THE RECORDS:
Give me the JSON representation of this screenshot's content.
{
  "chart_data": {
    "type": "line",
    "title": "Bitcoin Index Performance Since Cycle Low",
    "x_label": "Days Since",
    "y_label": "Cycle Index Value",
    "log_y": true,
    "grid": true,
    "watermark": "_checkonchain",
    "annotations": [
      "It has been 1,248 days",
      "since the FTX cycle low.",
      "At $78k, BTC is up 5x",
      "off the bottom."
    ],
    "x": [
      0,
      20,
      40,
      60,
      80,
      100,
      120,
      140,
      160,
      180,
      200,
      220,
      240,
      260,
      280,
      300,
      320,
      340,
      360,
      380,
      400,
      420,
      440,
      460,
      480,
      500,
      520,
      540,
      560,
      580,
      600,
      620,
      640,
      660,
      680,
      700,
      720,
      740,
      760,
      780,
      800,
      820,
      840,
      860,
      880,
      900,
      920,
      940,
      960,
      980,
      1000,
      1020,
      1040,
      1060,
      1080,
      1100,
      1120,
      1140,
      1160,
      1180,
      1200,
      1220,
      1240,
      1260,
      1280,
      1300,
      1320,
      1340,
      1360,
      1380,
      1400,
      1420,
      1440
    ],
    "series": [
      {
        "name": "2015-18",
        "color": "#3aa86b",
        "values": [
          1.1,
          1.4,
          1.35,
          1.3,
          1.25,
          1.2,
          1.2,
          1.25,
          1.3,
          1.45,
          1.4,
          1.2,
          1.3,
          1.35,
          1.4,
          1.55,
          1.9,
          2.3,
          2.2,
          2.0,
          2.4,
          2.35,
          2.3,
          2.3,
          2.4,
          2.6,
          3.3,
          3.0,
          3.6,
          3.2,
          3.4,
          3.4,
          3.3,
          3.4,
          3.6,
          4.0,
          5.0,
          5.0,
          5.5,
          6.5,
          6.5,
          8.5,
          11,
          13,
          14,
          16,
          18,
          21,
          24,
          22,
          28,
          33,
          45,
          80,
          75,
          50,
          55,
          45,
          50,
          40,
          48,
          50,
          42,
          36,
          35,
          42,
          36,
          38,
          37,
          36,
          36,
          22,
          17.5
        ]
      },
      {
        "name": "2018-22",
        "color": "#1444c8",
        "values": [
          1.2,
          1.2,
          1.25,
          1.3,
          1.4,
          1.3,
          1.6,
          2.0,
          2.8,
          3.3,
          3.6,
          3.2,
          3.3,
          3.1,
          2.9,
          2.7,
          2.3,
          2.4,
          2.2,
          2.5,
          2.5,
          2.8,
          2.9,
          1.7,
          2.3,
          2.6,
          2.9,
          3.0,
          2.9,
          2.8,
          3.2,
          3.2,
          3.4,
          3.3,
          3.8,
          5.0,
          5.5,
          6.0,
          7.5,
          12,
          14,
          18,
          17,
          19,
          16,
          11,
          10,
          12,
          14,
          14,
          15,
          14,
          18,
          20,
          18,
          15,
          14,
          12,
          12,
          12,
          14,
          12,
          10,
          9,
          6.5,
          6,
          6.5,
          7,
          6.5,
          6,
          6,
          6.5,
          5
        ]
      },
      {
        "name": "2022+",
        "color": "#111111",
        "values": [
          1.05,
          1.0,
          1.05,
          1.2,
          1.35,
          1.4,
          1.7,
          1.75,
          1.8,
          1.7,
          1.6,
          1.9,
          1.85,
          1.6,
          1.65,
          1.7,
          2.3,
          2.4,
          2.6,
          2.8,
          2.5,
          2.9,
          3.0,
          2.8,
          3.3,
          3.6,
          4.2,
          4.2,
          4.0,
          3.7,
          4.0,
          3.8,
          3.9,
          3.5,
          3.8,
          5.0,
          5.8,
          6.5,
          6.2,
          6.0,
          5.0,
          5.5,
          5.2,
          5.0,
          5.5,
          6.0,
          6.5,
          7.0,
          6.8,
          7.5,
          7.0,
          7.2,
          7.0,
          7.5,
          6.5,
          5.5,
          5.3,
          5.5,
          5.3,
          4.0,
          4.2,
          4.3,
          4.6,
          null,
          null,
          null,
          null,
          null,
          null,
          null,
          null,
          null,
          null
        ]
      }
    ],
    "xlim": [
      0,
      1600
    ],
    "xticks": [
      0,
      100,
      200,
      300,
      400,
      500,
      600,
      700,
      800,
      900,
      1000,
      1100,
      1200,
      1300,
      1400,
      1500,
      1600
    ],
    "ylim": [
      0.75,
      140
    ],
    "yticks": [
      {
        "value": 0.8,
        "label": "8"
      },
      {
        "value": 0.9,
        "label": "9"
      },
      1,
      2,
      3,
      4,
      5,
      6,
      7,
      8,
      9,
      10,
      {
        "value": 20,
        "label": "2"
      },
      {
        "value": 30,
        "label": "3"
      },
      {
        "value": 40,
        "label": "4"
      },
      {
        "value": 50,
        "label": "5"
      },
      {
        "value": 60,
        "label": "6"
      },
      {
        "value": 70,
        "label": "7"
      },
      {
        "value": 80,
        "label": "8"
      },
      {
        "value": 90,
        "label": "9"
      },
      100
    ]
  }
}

WHAT YOU HAVE TO DO:
Return the full listing, character for character.

OUTPUT:
Give me the JSON representation of this screenshot's content.
{
  "chart_data": {
    "type": "line",
    "title": "Bitcoin Index Performance Since Cycle Low",
    "x_label": "Days Since",
    "y_label": "Cycle Index Value",
    "log_y": true,
    "grid": true,
    "watermark": "_checkonchain",
    "annotations": [
      "It has been 1,248 days",
      "since the FTX cycle low.",
      "At $78k, BTC is up 5x",
      "off the bottom."
    ],
    "x": [
      0,
      20,
      40,
      60,
      80,
      100,
      120,
      140,
      160,
      180,
      200,
      220,
      240,
      260,
      280,
      300,
      320,
      340,
      360,
      380,
      400,
      420,
      440,
      460,
      480,
      500,
      520,
      540,
      560,
      580,
      600,
      620,
      640,
      660,
      680,
      700,
      720,
      740,
      760,
      780,
      800,
      820,
      840,
      860,
      880,
      900,
      920,
      940,
      960,
      980,
      1000,
      1020,
      1040,
      1060,
      1080,
      1100,
      1120,
      1140,
      1160,
      1180,
      1200,
      1220,
      1240,
      1260,
      1280,
      1300,
      1320,
      1340,
      1360,
      1380,
      1400,
      1420,
      1440
    ],
    "series": [
      {
        "name": "2015-18",
        "color": "#3aa86b",
        "values": [
          1.1,
          1.4,
          1.35,
          1.3,
          1.25,
          1.2,
          1.2,
          1.25,
          1.3,
          1.45,
          1.4,
          1.2,
          1.3,
          1.35,
          1.4,
          1.55,
          1.9,
          2.3,
          2.2,
          2.0,
          2.4,
          2.35,
          2.3,
          2.3,
          2.4,
          2.6,
          3.3,
          3.0,
          3.6,
          3.2,
          3.4,
          3.4,
          3.3,
          3.4,
          3.6,
          4.0,
          5.0,
          5.0,
          5.5,
          6.5,
          6.5,
          8.5,
          11,
          13,
          14,
          16,
          18,
          21,
          24,
          22,
          28,
          33,
          45,
          80,
          75,
          50,
          55,
          45,
          50,
          40,
          48,
          50,
          42,
          36,
          35,
          42,
          36,
          38,
          37,
          36,
          36,
          22,
          17.5
        ]
      },
      {
        "name": "2018-22",
        "color": "#1444c8",
        "values": [
          1.2,
          1.2,
          1.25,
          1.3,
          1.4,
          1.3,
          1.6,
          2.0,
          2.8,
          3.3,
          3.6,
          3.2,
          3.3,
          3.1,
          2.9,
          2.7,
          2.3,
          2.4,
          2.2,
          2.5,
          2.5,
          2.8,
          2.9,
          1.7,
          2.3,
          2.6,
          2.9,
          3.0,
          2.9,
          2.8,
          3.2,
          3.2,
          3.4,
          3.3,
          3.8,
          5.0,
          5.5,
          6.0,
          7.5,
          12,
          14,
          18,
          17,
          19,
          16,
          11,
          10,
          12,
          14,
          14,
          15,
          14,
          18,
          20,
          18,
          15,
          14,
          12,
          12,
          12,
          14,
          12,
          10,
          9,
          6.5,
          6,
          6.5,
          7,
          6.5,
          6,
          6,
          6.5,
          5
        ]
      },
      {
        "name": "2022+",
        "color": "#111111",
        "values": [
          1.05,
          1.0,
          1.05,
          1.2,
          1.35,
          1.4,
          1.7,
          1.75,
          1.8,
          1.7,
          1.6,
          1.9,
          1.85,
          1.6,
          1.65,
          1.7,
          2.3,
          2.4,
          2.6,
          2.8,
          2.5,
          2.9,
          3.0,
          2.8,
          3.3,
          3.6,
          4.2,
          4.2,
          4.0,
          3.7,
          4.0,
          3.8,
          3.9,
          3.5,
          3.8,
          5.0,
          5.8,
          6.5,
          6.2,
          6.0,
          5.0,
          5.5,
          5.2,
          5.0,
          5.5,
          6.0,
          6.5,
          7.0,
          6.8,
          7.5,
          7.0,
          7.2,
          7.0,
          7.5,
          6.5,
          5.5,
          5.3,
          5.5,
          5.3,
          4.0,
          4.2,
          4.3,
          4.6,
          null,
          null,
          null,
          null,
          null,
          null,
          null,
          null,
          null,
          null
        ]
      }
    ],
    "xlim": [
      0,
      1600
    ],
    "xticks": [
      0,
      100,
      200,
      300,
      400,
      500,
      600,
      700,
      800,
      900,
      1000,
      1100,
      1200,
      1300,
      1400,
      1500,
      1600
    ],
    "ylim": [
      0.75,
      140
    ],
    "yticks": [
      {
        "value": 0.8,
        "label": "8"
      },
      {
        "value": 0.9,
        "label": "9"
      },
      1,
      2,
      3,
      4,
      5,
      6,
      7,
      8,
      9,
      10,
      {
        "value": 20,
        "label": "2"
      },
      {
        "value": 30,
        "label": "3"
      },
      {
        "value": 40,
        "label": "4"
      },
      {
        "value": 50,
        "label": "5"
      },
      {
        "value": 60,
        "label": "6"
      },
      {
        "value": 70,
        "label": "7"
      },
      {
        "value": 80,
        "label": "8"
      },
      {
        "value": 90,
        "label": "9"
      },
      100
    ]
  }
}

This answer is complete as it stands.